* BEGIN *
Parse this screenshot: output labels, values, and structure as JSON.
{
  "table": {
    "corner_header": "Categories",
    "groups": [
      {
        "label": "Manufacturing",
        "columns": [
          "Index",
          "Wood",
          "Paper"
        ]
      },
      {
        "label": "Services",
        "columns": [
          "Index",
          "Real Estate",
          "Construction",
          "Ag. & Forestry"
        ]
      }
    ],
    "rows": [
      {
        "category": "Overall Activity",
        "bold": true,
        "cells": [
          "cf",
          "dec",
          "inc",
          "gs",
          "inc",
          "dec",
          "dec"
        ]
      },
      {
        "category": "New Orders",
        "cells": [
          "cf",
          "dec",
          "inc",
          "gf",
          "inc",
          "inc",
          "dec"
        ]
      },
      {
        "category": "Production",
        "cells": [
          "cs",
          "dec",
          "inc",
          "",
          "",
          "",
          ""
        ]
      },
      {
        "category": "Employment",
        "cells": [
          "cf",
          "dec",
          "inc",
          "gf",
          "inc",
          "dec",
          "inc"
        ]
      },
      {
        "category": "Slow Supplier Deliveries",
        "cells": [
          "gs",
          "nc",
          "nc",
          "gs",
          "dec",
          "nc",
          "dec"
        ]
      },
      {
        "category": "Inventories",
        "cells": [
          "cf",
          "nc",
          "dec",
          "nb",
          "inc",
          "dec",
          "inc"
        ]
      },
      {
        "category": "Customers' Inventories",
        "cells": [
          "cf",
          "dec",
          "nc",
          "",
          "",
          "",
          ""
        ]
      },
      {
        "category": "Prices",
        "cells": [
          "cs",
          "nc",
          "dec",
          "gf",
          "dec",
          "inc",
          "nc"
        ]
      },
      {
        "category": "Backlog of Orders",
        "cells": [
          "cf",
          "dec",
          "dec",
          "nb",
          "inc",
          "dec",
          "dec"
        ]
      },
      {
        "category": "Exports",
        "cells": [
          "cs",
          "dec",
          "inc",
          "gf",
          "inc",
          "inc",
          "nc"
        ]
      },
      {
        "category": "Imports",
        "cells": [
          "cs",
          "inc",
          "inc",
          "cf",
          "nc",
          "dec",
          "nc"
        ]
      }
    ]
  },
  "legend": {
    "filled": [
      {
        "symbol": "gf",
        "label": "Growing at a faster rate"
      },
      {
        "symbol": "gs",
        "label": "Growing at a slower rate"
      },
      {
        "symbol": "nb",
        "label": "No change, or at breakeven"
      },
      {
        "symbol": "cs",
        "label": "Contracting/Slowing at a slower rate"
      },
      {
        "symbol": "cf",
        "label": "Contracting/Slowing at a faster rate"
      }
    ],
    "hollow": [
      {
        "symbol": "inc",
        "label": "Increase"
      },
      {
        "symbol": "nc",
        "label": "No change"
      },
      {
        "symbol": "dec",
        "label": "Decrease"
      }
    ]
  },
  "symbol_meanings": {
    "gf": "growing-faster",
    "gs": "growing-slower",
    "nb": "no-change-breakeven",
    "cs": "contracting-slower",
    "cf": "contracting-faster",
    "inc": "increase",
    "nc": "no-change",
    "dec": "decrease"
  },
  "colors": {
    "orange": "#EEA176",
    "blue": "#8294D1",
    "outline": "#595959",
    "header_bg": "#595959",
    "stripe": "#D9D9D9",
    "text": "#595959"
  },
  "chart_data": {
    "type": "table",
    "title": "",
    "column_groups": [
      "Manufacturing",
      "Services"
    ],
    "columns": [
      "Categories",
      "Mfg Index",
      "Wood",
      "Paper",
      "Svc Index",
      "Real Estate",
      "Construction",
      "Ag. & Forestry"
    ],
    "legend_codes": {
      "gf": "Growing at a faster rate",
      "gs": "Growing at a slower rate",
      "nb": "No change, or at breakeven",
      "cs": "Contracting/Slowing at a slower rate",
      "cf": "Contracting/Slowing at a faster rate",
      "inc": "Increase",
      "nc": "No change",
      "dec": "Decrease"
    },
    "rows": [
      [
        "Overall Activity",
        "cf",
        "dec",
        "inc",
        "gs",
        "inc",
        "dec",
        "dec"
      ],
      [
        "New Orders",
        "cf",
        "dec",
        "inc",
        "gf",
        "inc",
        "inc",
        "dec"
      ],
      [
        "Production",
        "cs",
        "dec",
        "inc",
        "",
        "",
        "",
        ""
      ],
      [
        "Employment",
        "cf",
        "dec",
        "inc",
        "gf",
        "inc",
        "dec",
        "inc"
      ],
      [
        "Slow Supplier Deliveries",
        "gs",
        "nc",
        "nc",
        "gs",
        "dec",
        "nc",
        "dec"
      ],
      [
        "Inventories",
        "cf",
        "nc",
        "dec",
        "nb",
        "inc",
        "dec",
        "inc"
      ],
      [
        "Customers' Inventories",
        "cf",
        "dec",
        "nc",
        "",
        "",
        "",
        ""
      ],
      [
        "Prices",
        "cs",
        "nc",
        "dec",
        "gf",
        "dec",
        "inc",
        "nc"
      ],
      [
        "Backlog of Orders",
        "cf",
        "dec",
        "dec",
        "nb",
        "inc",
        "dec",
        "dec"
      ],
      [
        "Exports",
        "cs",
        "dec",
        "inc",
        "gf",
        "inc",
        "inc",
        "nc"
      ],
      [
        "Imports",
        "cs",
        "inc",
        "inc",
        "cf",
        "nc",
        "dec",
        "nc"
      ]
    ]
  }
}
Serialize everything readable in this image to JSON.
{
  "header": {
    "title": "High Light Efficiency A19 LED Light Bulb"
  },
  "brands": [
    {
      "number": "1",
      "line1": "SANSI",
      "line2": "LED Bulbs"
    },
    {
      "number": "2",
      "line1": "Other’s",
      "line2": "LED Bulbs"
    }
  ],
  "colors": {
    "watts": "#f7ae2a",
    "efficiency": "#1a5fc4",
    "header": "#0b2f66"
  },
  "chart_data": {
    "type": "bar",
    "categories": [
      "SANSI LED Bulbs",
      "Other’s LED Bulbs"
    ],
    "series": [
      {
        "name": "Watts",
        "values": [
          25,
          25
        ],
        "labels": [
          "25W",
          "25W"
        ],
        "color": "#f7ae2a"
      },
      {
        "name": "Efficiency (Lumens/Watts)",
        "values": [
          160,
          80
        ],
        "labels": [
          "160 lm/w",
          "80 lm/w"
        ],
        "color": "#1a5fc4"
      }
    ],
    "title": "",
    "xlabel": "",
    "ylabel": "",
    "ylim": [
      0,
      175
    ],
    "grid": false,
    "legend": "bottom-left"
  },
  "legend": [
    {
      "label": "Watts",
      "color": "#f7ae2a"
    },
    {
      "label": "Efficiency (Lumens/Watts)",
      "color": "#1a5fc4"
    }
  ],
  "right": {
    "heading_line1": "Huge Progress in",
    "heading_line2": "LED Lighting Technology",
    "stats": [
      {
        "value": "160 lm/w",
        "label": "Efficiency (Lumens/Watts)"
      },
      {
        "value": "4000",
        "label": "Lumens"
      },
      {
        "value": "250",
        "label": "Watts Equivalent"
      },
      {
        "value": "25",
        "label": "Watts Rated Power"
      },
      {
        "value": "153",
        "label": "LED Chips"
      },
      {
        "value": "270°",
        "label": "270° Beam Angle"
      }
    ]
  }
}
* END *
**Exercise details:** Extract each line from the listing above, please, and repeat it exactly.

**Answer:**
Parse this screenshot: output labels, values, and structure as JSON.
{
  "table": {
    "corner_header": "Categories",
    "groups": [
      {
        "label": "Manufacturing",
        "columns": [
          "Index",
          "Wood",
          "Paper"
        ]
      },
      {
        "label": "Services",
        "columns": [
          "Index",
          "Real Estate",
          "Construction",
          "Ag. & Forestry"
        ]
      }
    ],
    "rows": [
      {
        "category": "Overall Activity",
        "bold": true,
        "cells": [
          "cf",
          "dec",
          "inc",
          "gs",
          "inc",
          "dec",
          "dec"
        ]
      },
      {
        "category": "New Orders",
        "cells": [
          "cf",
          "dec",
          "inc",
          "gf",
          "inc",
          "inc",
          "dec"
        ]
      },
      {
        "category": "Production",
        "cells": [
          "cs",
          "dec",
          "inc",
          "",
          "",
          "",
          ""
        ]
      },
      {
        "category": "Employment",
        "cells": [
          "cf",
          "dec",
          "inc",
          "gf",
          "inc",
          "dec",
          "inc"
        ]
      },
      {
        "category": "Slow Supplier Deliveries",
        "cells": [
          "gs",
          "nc",
          "nc",
          "gs",
          "dec",
          "nc",
          "dec"
        ]
      },
      {
        "category": "Inventories",
        "cells": [
          "cf",
          "nc",
          "dec",
          "nb",
          "inc",
          "dec",
          "inc"
        ]
      },
      {
        "category": "Customers' Inventories",
        "cells": [
          "cf",
          "dec",
          "nc",
          "",
          "",
          "",
          ""
        ]
      },
      {
        "category": "Prices",
        "cells": [
          "cs",
          "nc",
          "dec",
          "gf",
          "dec",
          "inc",
          "nc"
        ]
      },
      {
        "category": "Backlog of Orders",
        "cells": [
          "cf",
          "dec",
          "dec",
          "nb",
          "inc",
          "dec",
          "dec"
        ]
      },
      {
        "category": "Exports",
        "cells": [
          "cs",
          "dec",
          "inc",
          "gf",
          "inc",
          "inc",
          "nc"
        ]
      },
      {
        "category": "Imports",
        "cells": [
          "cs",
          "inc",
          "inc",
          "cf",
          "nc",
          "dec",
          "nc"
        ]
      }
    ]
  },
  "legend": {
    "filled": [
      {
        "symbol": "gf",
        "label": "Growing at a faster rate"
      },
      {
        "symbol": "gs",
        "label": "Growing at a slower rate"
      },
      {
        "symbol": "nb",
        "label": "No change, or at breakeven"
      },
      {
        "symbol": "cs",
        "label": "Contracting/Slowing at a slower rate"
      },
      {
        "symbol": "cf",
        "label": "Contracting/Slowing at a faster rate"
      }
    ],
    "hollow": [
      {
        "symbol": "inc",
        "label": "Increase"
      },
      {
        "symbol": "nc",
        "label": "No change"
      },
      {
        "symbol": "dec",
        "label": "Decrease"
      }
    ]
  },
  "symbol_meanings": {
    "gf": "growing-faster",
    "gs": "growing-slower",
    "nb": "no-change-breakeven",
    "cs": "contracting-slower",
    "cf": "contracting-faster",
    "inc": "increase",
    "nc": "no-change",
    "dec": "decrease"
  },
  "colors": {
    "orange": "#EEA176",
    "blue": "#8294D1",
    "outline": "#595959",
    "header_bg": "#595959",
    "stripe": "#D9D9D9",
    "text": "#595959"
  },
  "chart_data": {
    "type": "table",
    "title": "",
    "column_groups": [
      "Manufacturing",
      "Services"
    ],
    "columns": [
      "Categories",
      "Mfg Index",
      "Wood",
      "Paper",
      "Svc Index",
      "Real Estate",
      "Construction",
      "Ag. & Forestry"
    ],
    "legend_codes": {
      "gf": "Growing at a faster rate",
      "gs": "Growing at a slower rate",
      "nb": "No change, or at breakeven",
      "cs": "Contracting/Slowing at a slower rate",
      "cf": "Contracting/Slowing at a faster rate",
      "inc": "Increase",
      "nc": "No change",
      "dec": "Decrease"
    },
    "rows": [
      [
        "Overall Activity",
        "cf",
        "dec",
        "inc",
        "gs",
        "inc",
        "dec",
        "dec"
      ],
      [
        "New Orders",
        "cf",
        "dec",
        "inc",
        "gf",
        "inc",
        "inc",
        "dec"
      ],
      [
        "Production",
        "cs",
        "dec",
        "inc",
        "",
        "",
        "",
        ""
      ],
      [
        "Employment",
        "cf",
        "dec",
        "inc",
        "gf",
        "inc",
        "dec",
        "inc"
      ],
      [
        "Slow Supplier Deliveries",
        "gs",
        "nc",
        "nc",
        "gs",
        "dec",
        "nc",
        "dec"
      ],
      [
        "Inventories",
        "cf",
        "nc",
        "dec",
        "nb",
        "inc",
        "dec",
        "inc"
      ],
      [
        "Customers' Inventories",
        "cf",
        "dec",
        "nc",
        "",
        "",
        "",
        ""
      ],
      [
        "Prices",
        "cs",
        "nc",
        "dec",
        "gf",
        "dec",
        "inc",
        "nc"
      ],
      [
        "Backlog of Orders",
        "cf",
        "dec",
        "dec",
        "nb",
        "inc",
        "dec",
        "dec"
      ],
      [
        "Exports",
        "cs",
        "dec",
        "inc",
        "gf",
        "inc",
        "inc",
        "nc"
      ],
      [
        "Imports",
        "cs",
        "inc",
        "inc",
        "cf",
        "nc",
        "dec",
        "nc"
      ]
    ]
  }
}
Serialize everything readable in this image to JSON.
{
  "header": {
    "title": "High Light Efficiency A19 LED Light Bulb"
  },
  "brands": [
    {
      "number": "1",
      "line1": "SANSI",
      "line2": "LED Bulbs"
    },
    {
      "number": "2",
      "line1": "Other’s",
      "line2": "LED Bulbs"
    }
  ],
  "colors": {
    "watts": "#f7ae2a",
    "efficiency": "#1a5fc4",
    "header": "#0b2f66"
  },
  "chart_data": {
    "type": "bar",
    "categories": [
      "SANSI LED Bulbs",
      "Other’s LED Bulbs"
    ],
    "series": [
      {
        "name": "Watts",
        "values": [
          25,
          25
        ],
        "labels": [
          "25W",
          "25W"
        ],
        "color": "#f7ae2a"
      },
      {
        "name": "Efficiency (Lumens/Watts)",
        "values": [
          160,
          80
        ],
        "labels": [
          "160 lm/w",
          "80 lm/w"
        ],
        "color": "#1a5fc4"
      }
    ],
    "title": "",
    "xlabel": "",
    "ylabel": "",
    "ylim": [
      0,
      175
    ],
    "grid": false,
    "legend": "bottom-left"
  },
  "legend": [
    {
      "label": "Watts",
      "color": "#f7ae2a"
    },
    {
      "label": "Efficiency (Lumens/Watts)",
      "color": "#1a5fc4"
    }
  ],
  "right": {
    "heading_line1": "Huge Progress in",
    "heading_line2": "LED Lighting Technology",
    "stats": [
      {
        "value": "160 lm/w",
        "label": "Efficiency (Lumens/Watts)"
      },
      {
        "value": "4000",
        "label": "Lumens"
      },
      {
        "value": "250",
        "label": "Watts Equivalent"
      },
      {
        "value": "25",
        "label": "Watts Rated Power"
      },
      {
        "value": "153",
        "label": "LED Chips"
      },
      {
        "value": "270°",
        "label": "270° Beam Angle"
      }
    ]
  }
}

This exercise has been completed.